DIRECTIONS
Copy every line that mentions the word "WooPayments".

= = = = = = =

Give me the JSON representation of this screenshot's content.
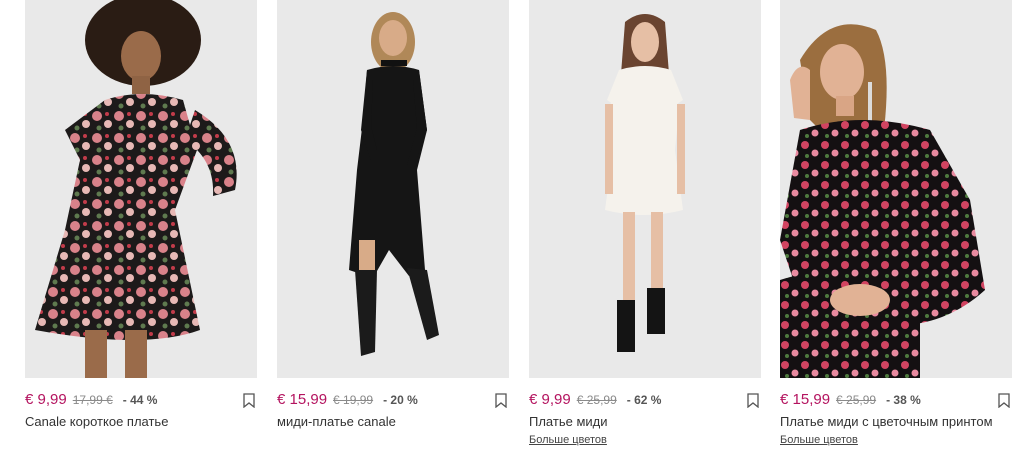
{
  "products": [
    {
      "price": "€ 9,99",
      "old_price": "17,99 €",
      "discount": "- 44 %",
      "name": "Canale короткое платье",
      "more_colors": ""
    },
    {
      "price": "€ 15,99",
      "old_price": "€ 19,99",
      "discount": "- 20 %",
      "name": "миди-платье canale",
      "more_colors": ""
    },
    {
      "price": "€ 9,99",
      "old_price": "€ 25,99",
      "discount": "- 62 %",
      "name": "Платье миди",
      "more_colors": "Больше цветов"
    },
    {
      "price": "€ 15,99",
      "old_price": "€ 25,99",
      "discount": "- 38 %",
      "name": "Платье миди с цветочным принтом",
      "more_colors": "Больше цветов"
    }
  ],
  "colors": {
    "price_accent": "#b4135f",
    "photo_bg": "#e9e9e9"
  },
  "icons": {
    "bookmark": "bookmark-icon"
  }
}
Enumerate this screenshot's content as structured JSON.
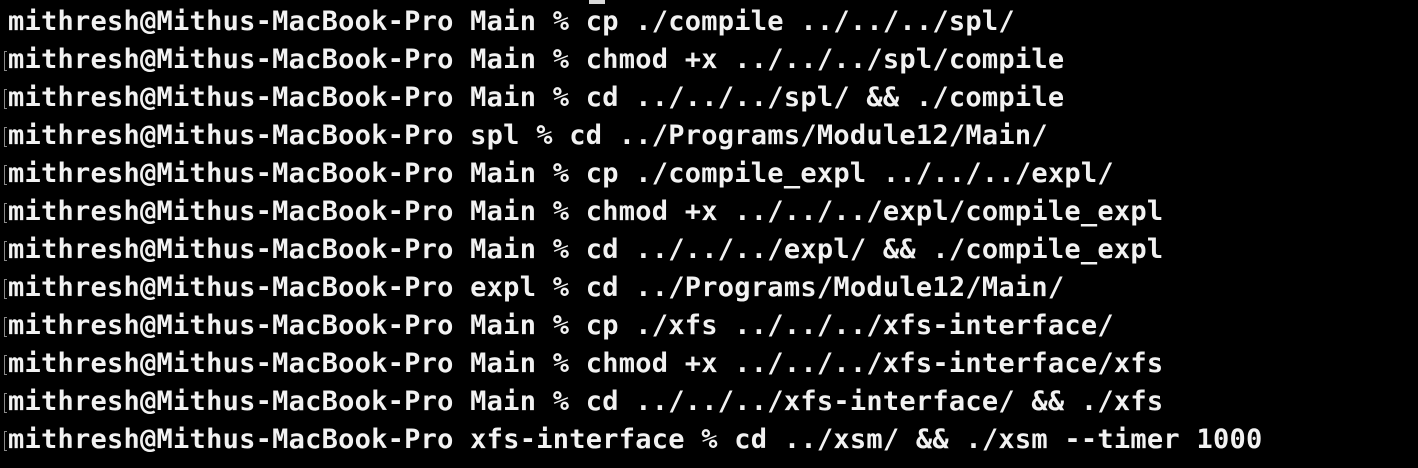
{
  "terminal": {
    "lines": [
      {
        "user_host": "mithresh@Mithus-MacBook-Pro",
        "dir": "Main",
        "prompt": "%",
        "command": "cp ./compile ../../../spl/"
      },
      {
        "user_host": "mithresh@Mithus-MacBook-Pro",
        "dir": "Main",
        "prompt": "%",
        "command": "chmod +x ../../../spl/compile"
      },
      {
        "user_host": "mithresh@Mithus-MacBook-Pro",
        "dir": "Main",
        "prompt": "%",
        "command": "cd ../../../spl/ && ./compile"
      },
      {
        "user_host": "mithresh@Mithus-MacBook-Pro",
        "dir": "spl",
        "prompt": "%",
        "command": "cd ../Programs/Module12/Main/"
      },
      {
        "user_host": "mithresh@Mithus-MacBook-Pro",
        "dir": "Main",
        "prompt": "%",
        "command": "cp ./compile_expl ../../../expl/"
      },
      {
        "user_host": "mithresh@Mithus-MacBook-Pro",
        "dir": "Main",
        "prompt": "%",
        "command": "chmod +x ../../../expl/compile_expl"
      },
      {
        "user_host": "mithresh@Mithus-MacBook-Pro",
        "dir": "Main",
        "prompt": "%",
        "command": "cd ../../../expl/ && ./compile_expl"
      },
      {
        "user_host": "mithresh@Mithus-MacBook-Pro",
        "dir": "expl",
        "prompt": "%",
        "command": "cd ../Programs/Module12/Main/"
      },
      {
        "user_host": "mithresh@Mithus-MacBook-Pro",
        "dir": "Main",
        "prompt": "%",
        "command": "cp ./xfs ../../../xfs-interface/"
      },
      {
        "user_host": "mithresh@Mithus-MacBook-Pro",
        "dir": "Main",
        "prompt": "%",
        "command": "chmod +x ../../../xfs-interface/xfs"
      },
      {
        "user_host": "mithresh@Mithus-MacBook-Pro",
        "dir": "Main",
        "prompt": "%",
        "command": "cd ../../../xfs-interface/ && ./xfs"
      },
      {
        "user_host": "mithresh@Mithus-MacBook-Pro",
        "dir": "xfs-interface",
        "prompt": "%",
        "command": "cd ../xsm/ && ./xsm --timer 1000"
      }
    ]
  },
  "colors": {
    "background": "#000000",
    "text": "#f2f2f2",
    "mark_bracket": "#8a8a8a"
  }
}
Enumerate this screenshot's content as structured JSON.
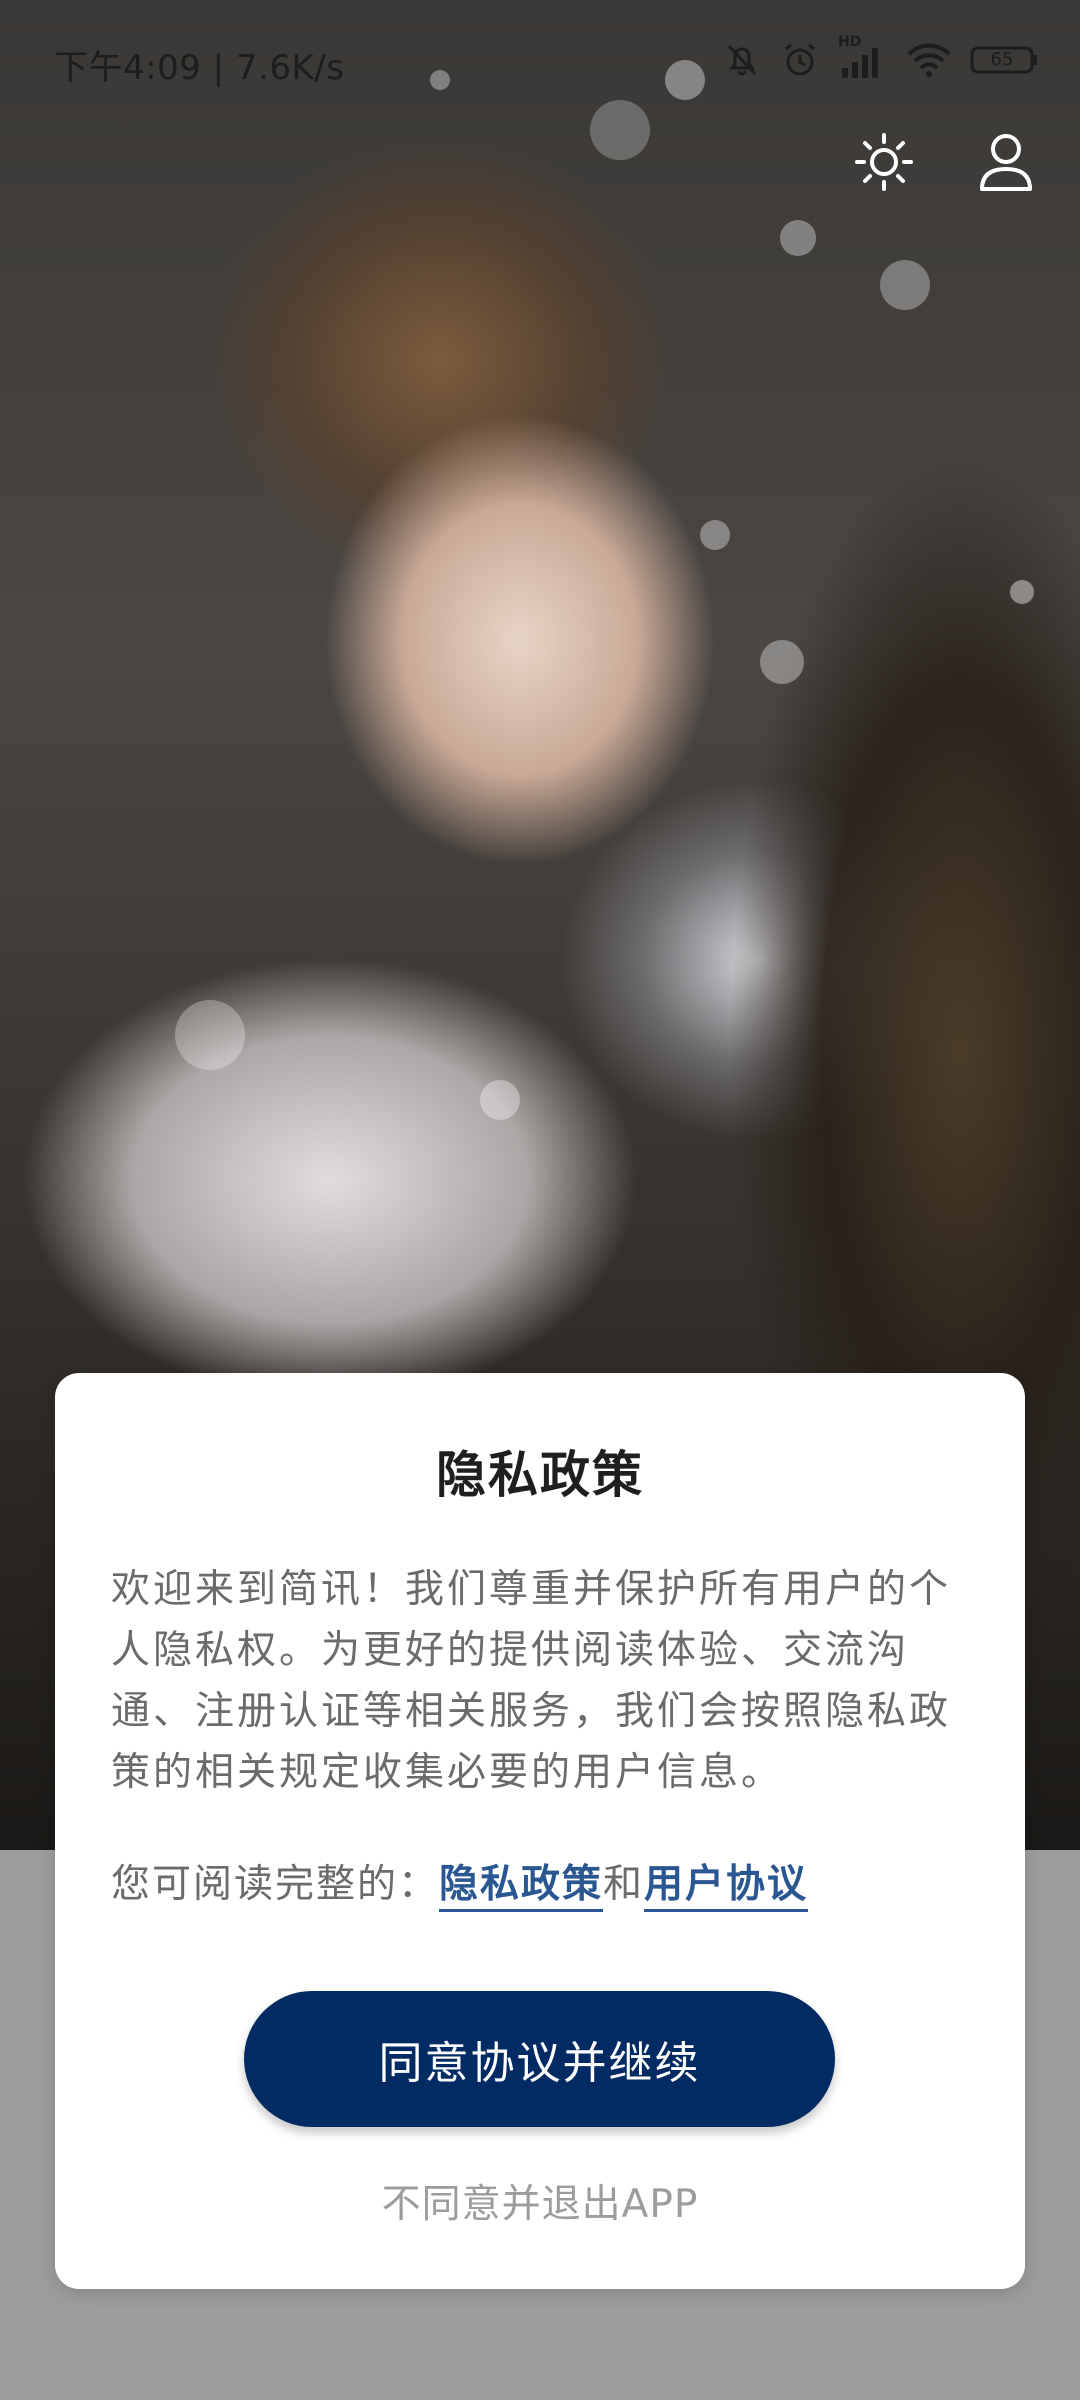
{
  "status_bar": {
    "time": "下午4:09 | 7.6K/s",
    "battery": "65",
    "network_badge": "HD"
  },
  "top_actions": {
    "icons": [
      "brightness-icon",
      "user-icon"
    ]
  },
  "dialog": {
    "title": "隐私政策",
    "body": "欢迎来到简讯！我们尊重并保护所有用户的个人隐私权。为更好的提供阅读体验、交流沟通、注册认证等相关服务，我们会按照隐私政策的相关规定收集必要的用户信息。",
    "links_prefix": "您可阅读完整的：",
    "privacy_link": "隐私政策",
    "and_text": "和",
    "user_agreement_link": "用户协议",
    "agree_button": "同意协议并继续",
    "disagree_button": "不同意并退出APP"
  },
  "colors": {
    "accent": "#032b63",
    "link": "#2a5792",
    "bottom_background": "#9d9d9d"
  }
}
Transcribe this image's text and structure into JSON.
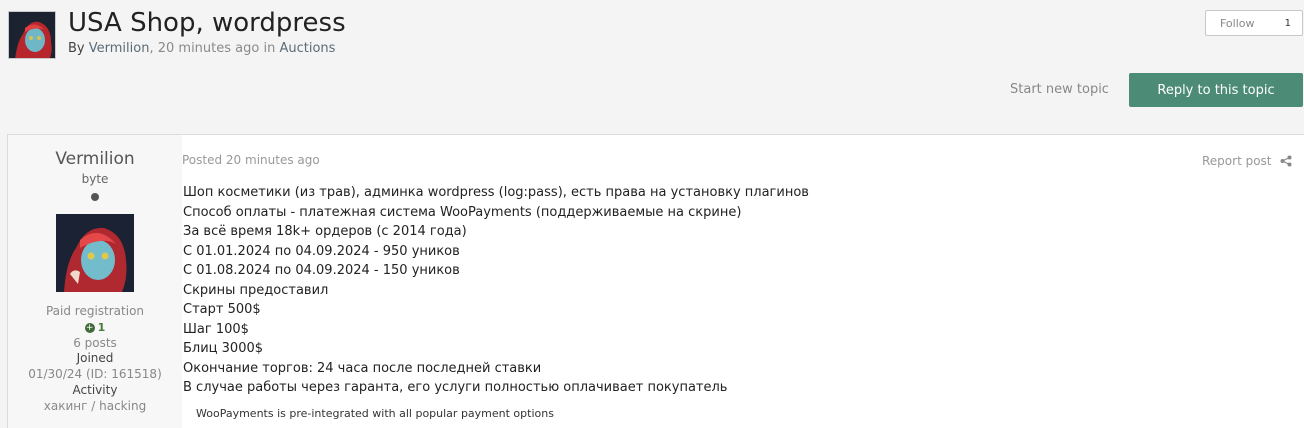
{
  "header": {
    "title": "USA Shop, wordpress",
    "by": "By",
    "author": "Vermilion",
    "time": "20 minutes ago",
    "in": "in",
    "forum": "Auctions"
  },
  "follow": {
    "label": "Follow",
    "count": "1"
  },
  "actions": {
    "start_new_topic": "Start new topic",
    "reply": "Reply to this topic"
  },
  "post": {
    "author": {
      "name": "Vermilion",
      "rank": "byte",
      "group": "Paid registration",
      "reputation": "1",
      "posts": "6 posts",
      "joined_label": "Joined",
      "joined_value": "01/30/24 (ID: 161518)",
      "activity_label": "Activity",
      "activity_value": "хакинг / hacking"
    },
    "posted": "Posted 20 minutes ago",
    "report": "Report post",
    "lines": [
      "Шоп косметики (из трав), админка wordpress (log:pass), есть права на установку плагинов",
      "Способ оплаты - платежная система WooPayments (поддерживаемые на скрине)",
      "За всё время 18k+ ордеров (с 2014 года)",
      "С 01.01.2024 по 04.09.2024 - 950 уников",
      "С 01.08.2024 по 04.09.2024 - 150 уников",
      "Скрины предоставил",
      "Старт 500$",
      "Шаг 100$",
      "Блиц 3000$",
      "Окончание торгов: 24 часа после последней ставки",
      "В случае работы через гаранта, его услуги полностью оплачивает покупатель"
    ],
    "image_caption": "WooPayments is pre-integrated with all popular payment options"
  },
  "colors": {
    "accent": "#4c8c77",
    "link": "#5a6b78",
    "reputation": "#3f6b3a"
  }
}
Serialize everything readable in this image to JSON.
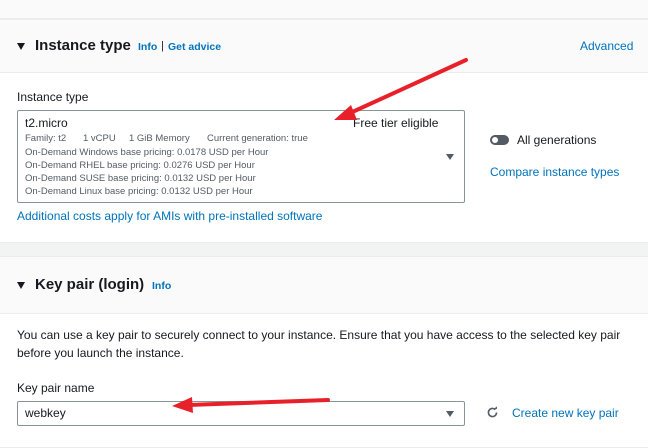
{
  "instance_type_section": {
    "title": "Instance type",
    "info_link": "Info",
    "separator": "|",
    "advice_link": "Get advice",
    "advanced_link": "Advanced",
    "field_label": "Instance type",
    "selected": {
      "name": "t2.micro",
      "badge": "Free tier eligible",
      "family": "Family: t2",
      "vcpu": "1 vCPU",
      "memory": "1 GiB Memory",
      "generation": "Current generation: true",
      "pricing": [
        "On-Demand Windows base pricing: 0.0178 USD per Hour",
        "On-Demand RHEL base pricing: 0.0276 USD per Hour",
        "On-Demand SUSE base pricing: 0.0132 USD per Hour",
        "On-Demand Linux base pricing: 0.0132 USD per Hour"
      ]
    },
    "all_generations_label": "All generations",
    "compare_link": "Compare instance types",
    "additional_costs_link": "Additional costs apply for AMIs with pre-installed software"
  },
  "key_pair_section": {
    "title": "Key pair (login)",
    "info_link": "Info",
    "description_line1": "You can use a key pair to securely connect to your instance. Ensure that you have access to the selected key pair",
    "description_line2": "before you launch the instance.",
    "field_label": "Key pair name",
    "selected_value": "webkey",
    "create_link": "Create new key pair"
  },
  "colors": {
    "link": "#0073bb",
    "annotation_arrow": "#e8202a",
    "background": "#f2f3f3"
  }
}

= = = = = = =

PROBLEM SOLUTION
      "Способ оплаты - платежная система WooPayments (поддерживаемые на скрине)",
    "image_caption": "WooPayments is pre-integrated with all popular payment options"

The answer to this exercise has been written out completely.